### TAREA PENDIENTE
Retoma el texto sobre la camiseta amarilla de la selección brasileña y continúalo a partir de su última oración.

### FRAGMENTO ELEGIDO

■ ■ ■ ■ ■ ■ ■

Fue con esa mezcla nacionalista y conservadora que él logró apropriarse de los colores y los símbolos nacionales. La multitud que le sigue es verde y amarilla desde por lo menos las últimas elecciones y los bolsonaristas tienen la costumbre de andar por las calles envueltos en la bandera nacional, como si de una capa superpoderosa se tratara.
Así que no son pocos los brasileños que ahora sienten cierta incomodidad al pensar en vestir el uniforme de la Confederación Brasileña de Fútbol (CBF) para asistir a los partidos celebrados en Catar. Temerosos de ser confundidos con bolsonaristas, varios han optado por cambiar una tradición.
'Mi hija, por ejemplo, me pidió una camiseta oficial porque va a ver los partidos de Brasil con los amigos. Es adolescente y estas cosas importan. Pero ella subrayó que quería la azul o la blanca. Nada de la amarilla', me contó por WhatsApp una funcionaria pública de Río de Janeiro.
'Mi camiseta está en el cajón y no la voy a sacar de allí', me confesó un famoso periodista carioca. 'Hace unos días Lula dijo que vestiría amarillo y que su camiseta tendría el número 13 en la espalda. Pero creo que esto puede profundizar la polarización política en la que vivimos. Entonces me reservo el derecho de animar a Brasil vistiendo otros colores'.

■ ■ ■ ■ ■ ■ ■

Registros de una colección
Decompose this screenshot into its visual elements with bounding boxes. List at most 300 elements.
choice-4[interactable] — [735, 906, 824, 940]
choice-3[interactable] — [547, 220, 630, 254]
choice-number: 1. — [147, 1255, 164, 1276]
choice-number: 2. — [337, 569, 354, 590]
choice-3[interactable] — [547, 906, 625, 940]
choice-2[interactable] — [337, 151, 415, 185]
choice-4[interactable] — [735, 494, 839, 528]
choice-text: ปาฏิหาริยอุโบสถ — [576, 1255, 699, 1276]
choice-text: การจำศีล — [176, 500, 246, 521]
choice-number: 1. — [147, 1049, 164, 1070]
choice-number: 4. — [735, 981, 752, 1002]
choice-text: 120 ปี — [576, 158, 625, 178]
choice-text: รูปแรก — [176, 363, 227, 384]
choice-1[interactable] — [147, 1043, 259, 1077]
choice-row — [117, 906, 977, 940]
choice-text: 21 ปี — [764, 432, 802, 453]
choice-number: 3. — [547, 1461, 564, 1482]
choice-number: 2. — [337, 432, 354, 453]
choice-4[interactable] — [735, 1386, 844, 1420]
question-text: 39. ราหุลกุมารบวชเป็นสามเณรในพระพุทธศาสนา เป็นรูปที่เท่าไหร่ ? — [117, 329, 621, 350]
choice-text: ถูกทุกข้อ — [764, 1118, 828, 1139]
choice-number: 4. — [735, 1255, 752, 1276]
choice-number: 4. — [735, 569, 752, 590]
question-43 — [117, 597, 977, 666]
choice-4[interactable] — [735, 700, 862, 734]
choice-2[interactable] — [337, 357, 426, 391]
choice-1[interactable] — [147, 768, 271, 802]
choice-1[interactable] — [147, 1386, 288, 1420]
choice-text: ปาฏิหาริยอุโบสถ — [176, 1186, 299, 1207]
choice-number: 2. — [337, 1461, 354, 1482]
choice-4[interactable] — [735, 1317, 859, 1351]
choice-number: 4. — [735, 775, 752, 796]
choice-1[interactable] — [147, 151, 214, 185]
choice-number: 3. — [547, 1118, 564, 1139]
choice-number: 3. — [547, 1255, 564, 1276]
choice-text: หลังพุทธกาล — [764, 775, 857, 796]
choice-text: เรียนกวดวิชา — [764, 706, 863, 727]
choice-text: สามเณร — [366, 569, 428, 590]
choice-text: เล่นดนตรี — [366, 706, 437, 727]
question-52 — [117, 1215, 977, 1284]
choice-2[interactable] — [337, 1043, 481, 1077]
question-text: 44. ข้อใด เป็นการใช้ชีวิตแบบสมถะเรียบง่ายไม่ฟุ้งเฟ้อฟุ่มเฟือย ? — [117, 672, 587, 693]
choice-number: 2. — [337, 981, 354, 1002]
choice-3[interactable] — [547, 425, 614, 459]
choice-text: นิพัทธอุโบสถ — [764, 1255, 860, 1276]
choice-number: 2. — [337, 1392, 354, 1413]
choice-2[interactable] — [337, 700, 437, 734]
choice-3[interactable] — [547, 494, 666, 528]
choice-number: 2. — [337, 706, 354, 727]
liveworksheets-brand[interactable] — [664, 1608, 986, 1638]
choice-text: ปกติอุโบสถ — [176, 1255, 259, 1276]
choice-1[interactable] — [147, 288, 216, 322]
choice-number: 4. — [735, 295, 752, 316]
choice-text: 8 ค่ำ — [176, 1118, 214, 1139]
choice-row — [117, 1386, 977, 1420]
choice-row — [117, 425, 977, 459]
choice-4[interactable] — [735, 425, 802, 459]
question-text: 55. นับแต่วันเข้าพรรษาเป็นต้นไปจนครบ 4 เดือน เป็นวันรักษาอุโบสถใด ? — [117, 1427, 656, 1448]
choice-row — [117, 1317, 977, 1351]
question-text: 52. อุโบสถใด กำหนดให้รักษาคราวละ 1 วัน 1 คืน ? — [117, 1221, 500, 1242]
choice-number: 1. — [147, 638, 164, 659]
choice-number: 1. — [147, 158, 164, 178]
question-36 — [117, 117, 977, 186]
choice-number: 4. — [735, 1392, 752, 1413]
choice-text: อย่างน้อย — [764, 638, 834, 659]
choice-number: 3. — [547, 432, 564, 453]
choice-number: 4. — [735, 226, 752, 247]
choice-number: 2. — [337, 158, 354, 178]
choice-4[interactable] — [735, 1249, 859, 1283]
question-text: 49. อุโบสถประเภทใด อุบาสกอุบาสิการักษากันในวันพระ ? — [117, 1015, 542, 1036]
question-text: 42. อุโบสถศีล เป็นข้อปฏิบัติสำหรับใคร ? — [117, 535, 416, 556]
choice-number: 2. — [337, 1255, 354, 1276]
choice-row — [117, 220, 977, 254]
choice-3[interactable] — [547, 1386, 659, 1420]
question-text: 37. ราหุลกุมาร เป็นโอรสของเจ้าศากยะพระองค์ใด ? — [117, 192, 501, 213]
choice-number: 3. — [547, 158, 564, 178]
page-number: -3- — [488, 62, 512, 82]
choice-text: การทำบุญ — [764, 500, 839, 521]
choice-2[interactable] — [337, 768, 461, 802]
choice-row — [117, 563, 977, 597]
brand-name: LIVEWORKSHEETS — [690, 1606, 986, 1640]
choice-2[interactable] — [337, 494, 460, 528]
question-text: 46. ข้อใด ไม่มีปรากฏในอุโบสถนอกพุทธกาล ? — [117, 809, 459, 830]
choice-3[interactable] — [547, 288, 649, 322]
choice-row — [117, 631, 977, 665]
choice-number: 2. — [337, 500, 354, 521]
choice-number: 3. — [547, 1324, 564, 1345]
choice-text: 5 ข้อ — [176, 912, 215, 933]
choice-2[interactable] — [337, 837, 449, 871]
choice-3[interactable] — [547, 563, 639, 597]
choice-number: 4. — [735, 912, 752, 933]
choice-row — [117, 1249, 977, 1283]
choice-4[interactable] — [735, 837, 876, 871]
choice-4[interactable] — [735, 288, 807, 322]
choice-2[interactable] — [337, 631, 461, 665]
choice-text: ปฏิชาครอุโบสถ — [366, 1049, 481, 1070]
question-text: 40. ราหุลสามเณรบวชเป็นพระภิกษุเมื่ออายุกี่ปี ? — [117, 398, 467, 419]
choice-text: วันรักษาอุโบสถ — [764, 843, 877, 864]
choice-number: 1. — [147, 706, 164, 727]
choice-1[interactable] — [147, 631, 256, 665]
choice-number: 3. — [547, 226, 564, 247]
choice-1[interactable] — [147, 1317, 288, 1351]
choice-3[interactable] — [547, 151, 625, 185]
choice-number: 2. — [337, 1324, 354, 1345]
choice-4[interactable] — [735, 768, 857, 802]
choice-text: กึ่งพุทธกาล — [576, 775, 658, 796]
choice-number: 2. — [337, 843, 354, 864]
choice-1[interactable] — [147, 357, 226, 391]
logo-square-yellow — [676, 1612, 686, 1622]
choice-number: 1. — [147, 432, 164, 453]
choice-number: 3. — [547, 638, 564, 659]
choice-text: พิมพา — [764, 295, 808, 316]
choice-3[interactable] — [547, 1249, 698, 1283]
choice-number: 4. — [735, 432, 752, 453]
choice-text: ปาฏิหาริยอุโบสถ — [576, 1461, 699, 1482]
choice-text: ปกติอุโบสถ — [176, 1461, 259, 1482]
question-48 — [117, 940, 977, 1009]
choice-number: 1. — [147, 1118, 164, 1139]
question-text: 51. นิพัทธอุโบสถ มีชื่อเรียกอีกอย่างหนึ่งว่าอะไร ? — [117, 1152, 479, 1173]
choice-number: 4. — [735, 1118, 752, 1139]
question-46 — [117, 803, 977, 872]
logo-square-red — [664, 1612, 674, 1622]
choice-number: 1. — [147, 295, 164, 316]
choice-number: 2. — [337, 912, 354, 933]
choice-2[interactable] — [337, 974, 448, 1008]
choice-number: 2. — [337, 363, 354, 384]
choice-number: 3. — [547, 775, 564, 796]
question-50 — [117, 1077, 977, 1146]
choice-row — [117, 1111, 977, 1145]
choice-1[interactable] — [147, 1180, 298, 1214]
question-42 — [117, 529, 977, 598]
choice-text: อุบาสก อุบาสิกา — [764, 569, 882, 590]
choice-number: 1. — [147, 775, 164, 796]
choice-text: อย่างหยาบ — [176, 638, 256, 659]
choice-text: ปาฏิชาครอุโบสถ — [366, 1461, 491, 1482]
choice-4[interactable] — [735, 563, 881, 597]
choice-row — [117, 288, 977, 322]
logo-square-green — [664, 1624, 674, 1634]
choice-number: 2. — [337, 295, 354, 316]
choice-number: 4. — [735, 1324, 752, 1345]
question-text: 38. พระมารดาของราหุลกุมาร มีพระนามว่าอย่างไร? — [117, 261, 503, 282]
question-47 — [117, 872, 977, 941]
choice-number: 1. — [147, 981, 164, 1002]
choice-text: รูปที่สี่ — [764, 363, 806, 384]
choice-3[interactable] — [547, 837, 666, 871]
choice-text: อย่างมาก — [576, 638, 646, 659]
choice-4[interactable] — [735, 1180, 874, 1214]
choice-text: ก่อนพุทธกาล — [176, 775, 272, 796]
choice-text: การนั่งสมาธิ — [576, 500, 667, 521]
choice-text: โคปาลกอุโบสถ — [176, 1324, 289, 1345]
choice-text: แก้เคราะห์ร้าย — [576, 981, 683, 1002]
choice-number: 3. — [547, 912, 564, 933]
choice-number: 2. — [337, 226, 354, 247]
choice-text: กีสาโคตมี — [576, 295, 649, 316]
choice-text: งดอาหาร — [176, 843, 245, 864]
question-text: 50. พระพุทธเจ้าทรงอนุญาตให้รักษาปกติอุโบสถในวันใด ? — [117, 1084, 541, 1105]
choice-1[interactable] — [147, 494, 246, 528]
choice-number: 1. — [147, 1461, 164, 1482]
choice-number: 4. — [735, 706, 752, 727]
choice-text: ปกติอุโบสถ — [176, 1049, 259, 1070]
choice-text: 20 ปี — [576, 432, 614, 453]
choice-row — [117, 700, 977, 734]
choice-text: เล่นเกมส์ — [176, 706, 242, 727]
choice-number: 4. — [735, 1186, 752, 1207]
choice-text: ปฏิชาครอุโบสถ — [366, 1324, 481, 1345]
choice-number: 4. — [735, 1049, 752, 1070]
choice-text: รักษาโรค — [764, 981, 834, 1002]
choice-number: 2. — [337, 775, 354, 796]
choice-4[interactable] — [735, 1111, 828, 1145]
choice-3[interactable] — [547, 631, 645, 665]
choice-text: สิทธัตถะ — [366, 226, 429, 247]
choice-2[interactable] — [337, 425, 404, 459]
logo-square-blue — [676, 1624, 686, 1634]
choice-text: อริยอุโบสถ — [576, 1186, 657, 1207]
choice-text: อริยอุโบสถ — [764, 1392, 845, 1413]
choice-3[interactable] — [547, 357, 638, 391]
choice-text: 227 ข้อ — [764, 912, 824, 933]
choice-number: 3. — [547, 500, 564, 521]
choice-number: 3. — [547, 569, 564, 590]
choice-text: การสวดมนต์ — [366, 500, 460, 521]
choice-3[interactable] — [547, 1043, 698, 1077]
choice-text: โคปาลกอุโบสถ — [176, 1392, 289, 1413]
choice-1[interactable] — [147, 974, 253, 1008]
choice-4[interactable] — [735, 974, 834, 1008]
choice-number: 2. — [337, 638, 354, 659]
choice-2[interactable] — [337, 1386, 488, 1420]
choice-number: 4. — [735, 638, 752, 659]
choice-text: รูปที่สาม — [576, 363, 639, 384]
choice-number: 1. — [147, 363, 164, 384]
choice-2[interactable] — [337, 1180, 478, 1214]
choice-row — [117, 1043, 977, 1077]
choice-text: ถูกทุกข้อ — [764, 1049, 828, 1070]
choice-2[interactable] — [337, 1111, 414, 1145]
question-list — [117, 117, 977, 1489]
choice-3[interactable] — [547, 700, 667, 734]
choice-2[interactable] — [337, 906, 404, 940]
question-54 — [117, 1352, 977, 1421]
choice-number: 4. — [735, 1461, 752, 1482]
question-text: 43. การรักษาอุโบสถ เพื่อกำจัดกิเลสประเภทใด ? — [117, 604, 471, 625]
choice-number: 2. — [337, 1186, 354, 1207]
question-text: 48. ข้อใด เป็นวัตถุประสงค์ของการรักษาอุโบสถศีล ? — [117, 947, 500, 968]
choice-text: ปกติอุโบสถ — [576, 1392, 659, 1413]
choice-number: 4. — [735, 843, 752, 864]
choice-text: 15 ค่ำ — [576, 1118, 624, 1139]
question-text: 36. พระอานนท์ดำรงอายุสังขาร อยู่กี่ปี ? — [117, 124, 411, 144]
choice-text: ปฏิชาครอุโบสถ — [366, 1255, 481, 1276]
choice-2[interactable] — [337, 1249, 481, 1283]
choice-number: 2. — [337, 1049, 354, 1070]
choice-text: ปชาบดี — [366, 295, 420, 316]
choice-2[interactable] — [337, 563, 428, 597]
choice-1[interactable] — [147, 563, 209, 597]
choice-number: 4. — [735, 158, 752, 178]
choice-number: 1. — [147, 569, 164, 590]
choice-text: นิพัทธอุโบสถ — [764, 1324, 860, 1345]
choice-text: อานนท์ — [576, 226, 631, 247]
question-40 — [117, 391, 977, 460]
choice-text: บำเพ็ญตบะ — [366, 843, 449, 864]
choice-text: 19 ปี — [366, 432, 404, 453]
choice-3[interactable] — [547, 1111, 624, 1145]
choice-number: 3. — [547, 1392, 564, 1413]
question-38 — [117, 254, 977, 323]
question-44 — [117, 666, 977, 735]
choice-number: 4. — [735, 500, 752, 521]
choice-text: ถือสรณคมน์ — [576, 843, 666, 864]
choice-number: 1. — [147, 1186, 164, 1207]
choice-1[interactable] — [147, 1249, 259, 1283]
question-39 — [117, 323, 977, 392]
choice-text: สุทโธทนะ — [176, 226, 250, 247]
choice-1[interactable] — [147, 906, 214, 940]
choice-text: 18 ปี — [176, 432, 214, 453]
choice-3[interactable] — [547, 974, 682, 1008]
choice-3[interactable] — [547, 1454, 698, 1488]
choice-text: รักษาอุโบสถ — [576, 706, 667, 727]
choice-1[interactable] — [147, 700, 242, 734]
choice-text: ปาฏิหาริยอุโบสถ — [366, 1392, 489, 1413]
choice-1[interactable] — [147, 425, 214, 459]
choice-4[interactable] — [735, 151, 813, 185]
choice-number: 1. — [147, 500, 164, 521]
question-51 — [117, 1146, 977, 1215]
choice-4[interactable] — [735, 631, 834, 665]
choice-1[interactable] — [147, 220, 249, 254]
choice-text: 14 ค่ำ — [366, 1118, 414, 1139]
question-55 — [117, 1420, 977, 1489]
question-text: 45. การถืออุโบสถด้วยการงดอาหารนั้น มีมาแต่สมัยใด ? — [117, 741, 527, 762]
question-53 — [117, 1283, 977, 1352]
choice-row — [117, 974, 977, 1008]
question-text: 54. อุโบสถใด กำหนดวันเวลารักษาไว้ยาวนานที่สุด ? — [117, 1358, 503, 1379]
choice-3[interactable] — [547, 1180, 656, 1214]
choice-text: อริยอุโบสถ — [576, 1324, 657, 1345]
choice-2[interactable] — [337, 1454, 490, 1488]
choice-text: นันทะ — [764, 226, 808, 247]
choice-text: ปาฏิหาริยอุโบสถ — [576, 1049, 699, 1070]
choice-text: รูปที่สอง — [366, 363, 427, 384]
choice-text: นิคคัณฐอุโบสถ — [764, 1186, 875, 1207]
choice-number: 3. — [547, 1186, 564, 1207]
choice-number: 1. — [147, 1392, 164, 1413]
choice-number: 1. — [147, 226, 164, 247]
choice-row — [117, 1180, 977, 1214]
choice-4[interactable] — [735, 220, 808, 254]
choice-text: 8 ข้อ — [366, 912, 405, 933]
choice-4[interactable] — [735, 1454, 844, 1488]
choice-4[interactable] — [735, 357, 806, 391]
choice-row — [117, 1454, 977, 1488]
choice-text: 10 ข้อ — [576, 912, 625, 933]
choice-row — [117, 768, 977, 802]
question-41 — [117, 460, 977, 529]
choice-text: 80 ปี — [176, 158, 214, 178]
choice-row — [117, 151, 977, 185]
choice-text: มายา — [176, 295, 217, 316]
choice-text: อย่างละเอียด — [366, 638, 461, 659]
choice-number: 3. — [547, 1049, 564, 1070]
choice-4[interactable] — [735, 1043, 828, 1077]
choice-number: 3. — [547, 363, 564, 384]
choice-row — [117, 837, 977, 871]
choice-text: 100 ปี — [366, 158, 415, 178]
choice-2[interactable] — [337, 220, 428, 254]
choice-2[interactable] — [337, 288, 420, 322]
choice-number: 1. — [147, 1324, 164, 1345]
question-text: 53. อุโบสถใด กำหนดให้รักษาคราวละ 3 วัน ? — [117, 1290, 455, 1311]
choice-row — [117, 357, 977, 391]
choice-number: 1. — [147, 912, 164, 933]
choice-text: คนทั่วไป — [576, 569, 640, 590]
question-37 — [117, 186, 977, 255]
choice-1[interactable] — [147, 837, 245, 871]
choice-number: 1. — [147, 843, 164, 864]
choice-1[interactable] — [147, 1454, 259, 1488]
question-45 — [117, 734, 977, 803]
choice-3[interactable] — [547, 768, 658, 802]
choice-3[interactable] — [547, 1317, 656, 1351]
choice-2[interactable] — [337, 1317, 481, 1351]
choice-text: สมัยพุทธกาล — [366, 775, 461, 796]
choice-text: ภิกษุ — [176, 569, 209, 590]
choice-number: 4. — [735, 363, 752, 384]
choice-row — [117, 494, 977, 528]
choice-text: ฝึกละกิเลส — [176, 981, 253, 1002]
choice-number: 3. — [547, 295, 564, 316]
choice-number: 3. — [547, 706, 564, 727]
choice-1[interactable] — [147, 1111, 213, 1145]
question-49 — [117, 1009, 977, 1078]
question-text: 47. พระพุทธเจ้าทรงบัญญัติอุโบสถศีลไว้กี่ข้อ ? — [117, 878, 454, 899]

■ ■ ■ ■ ■ ■ ■

### RESULTADO
Históricamente, política y fútbol siempre se confundieron en mi país. En líneas generales, cuando la pelota entra en campo, el debate político pierde espacio. Desaparece de las mesas de bar y pierde importancia en la prensa nacional. El amor al deporte florece y todo lo malo, aburrido y difícil queda para después.
Desde por lo menos 1994, los años de Mundial también son años de elecciones presidenciales. Y obviamente tantos los candidatos como los políticos elegidos han sabido aprovecharse de esta mezcla con maestría.
El general Emílio Garrastazu Médici, uno de los más duros dictadores de Brasil, celebró la famosa Copa de 1970 con una frase que se hizo famosa de inmediato: 'El Mundial me dio un año más de gobierno'. Él gobernó con mano dura de 1969 a 1974 y recibió a la selección victoriosa en el palacio del gobierno.
En 1994, la Copa ayudó al entonces presidente Fernando Henrique Cardoso a aprobar y a implantar con éxito el real – la primera moneda estable del país tras 72 planos económicos sucesivos.
En 2002, cuando Lula ganó la presidencia por primera vez, el Mundial ocultó en gran medida todo el debate sobre quiénes serían sus ministros. Los empresarios temían entonces que el izquierdista hiciera la reforma agraria. Pero la pelota estaba en campo y nada era más importante.
'Yo me compré una camiseta azul para el Mundial este año. Mi hermano también lo hizo. Llegamos a la conclusión de que no nos gusta estar asociados con los bolsonaristas ni con todo que defendió Neymar a lo largo de la campaña electoral', subrayó un economista de São Paulo.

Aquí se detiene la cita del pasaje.